:: Data shown
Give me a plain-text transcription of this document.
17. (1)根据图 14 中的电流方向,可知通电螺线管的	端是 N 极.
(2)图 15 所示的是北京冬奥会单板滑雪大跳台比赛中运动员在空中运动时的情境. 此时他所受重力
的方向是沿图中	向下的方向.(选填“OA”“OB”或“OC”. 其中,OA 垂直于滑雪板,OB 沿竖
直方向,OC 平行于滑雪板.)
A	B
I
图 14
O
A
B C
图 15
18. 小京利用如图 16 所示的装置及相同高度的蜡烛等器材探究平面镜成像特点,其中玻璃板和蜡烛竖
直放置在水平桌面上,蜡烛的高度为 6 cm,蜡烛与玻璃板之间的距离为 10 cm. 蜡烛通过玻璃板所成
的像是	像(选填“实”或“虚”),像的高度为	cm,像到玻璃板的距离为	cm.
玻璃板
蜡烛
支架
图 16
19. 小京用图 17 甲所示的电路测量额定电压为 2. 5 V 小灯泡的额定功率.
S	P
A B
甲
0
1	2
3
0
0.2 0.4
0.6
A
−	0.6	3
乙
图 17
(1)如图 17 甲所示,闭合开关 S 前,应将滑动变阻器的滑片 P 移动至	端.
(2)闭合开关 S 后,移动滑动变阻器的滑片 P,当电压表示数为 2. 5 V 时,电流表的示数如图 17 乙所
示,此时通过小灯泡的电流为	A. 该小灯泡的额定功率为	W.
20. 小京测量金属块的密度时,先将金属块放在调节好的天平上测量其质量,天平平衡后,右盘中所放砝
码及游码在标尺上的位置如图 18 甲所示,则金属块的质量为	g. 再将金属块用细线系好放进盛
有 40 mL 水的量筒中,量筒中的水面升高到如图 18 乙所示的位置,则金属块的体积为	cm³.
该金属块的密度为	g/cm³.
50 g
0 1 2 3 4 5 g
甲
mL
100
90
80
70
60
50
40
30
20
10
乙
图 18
::::
▶ [What is asked]
Output each record precisely as given.

▶ [Result for this exercise]
Give me a plain-text transcription of this document.
17. (1)根据图 14 中的电流方向,可知通电螺线管的	端是 N 极.
(2)图 15 所示的是北京冬奥会单板滑雪大跳台比赛中运动员在空中运动时的情境. 此时他所受重力
的方向是沿图中	向下的方向.(选填“OA”“OB”或“OC”. 其中,OA 垂直于滑雪板,OB 沿竖
直方向,OC 平行于滑雪板.)
A	B
I
图 14
O
A
B C
图 15
18. 小京利用如图 16 所示的装置及相同高度的蜡烛等器材探究平面镜成像特点,其中玻璃板和蜡烛竖
直放置在水平桌面上,蜡烛的高度为 6 cm,蜡烛与玻璃板之间的距离为 10 cm. 蜡烛通过玻璃板所成
的像是	像(选填“实”或“虚”),像的高度为	cm,像到玻璃板的距离为	cm.
玻璃板
蜡烛
支架
图 16
19. 小京用图 17 甲所示的电路测量额定电压为 2. 5 V 小灯泡的额定功率.
S	P
A B
甲
0
1	2
3
0
0.2 0.4
0.6
A
−	0.6	3
乙
图 17
(1)如图 17 甲所示,闭合开关 S 前,应将滑动变阻器的滑片 P 移动至	端.
(2)闭合开关 S 后,移动滑动变阻器的滑片 P,当电压表示数为 2. 5 V 时,电流表的示数如图 17 乙所
示,此时通过小灯泡的电流为	A. 该小灯泡的额定功率为	W.
20. 小京测量金属块的密度时,先将金属块放在调节好的天平上测量其质量,天平平衡后,右盘中所放砝
码及游码在标尺上的位置如图 18 甲所示,则金属块的质量为	g. 再将金属块用细线系好放进盛
有 40 mL 水的量筒中,量筒中的水面升高到如图 18 乙所示的位置,则金属块的体积为	cm³.
该金属块的密度为	g/cm³.
50 g
0 1 2 3 4 5 g
甲
mL
100
90
80
70
60
50
40
30
20
10
乙
图 18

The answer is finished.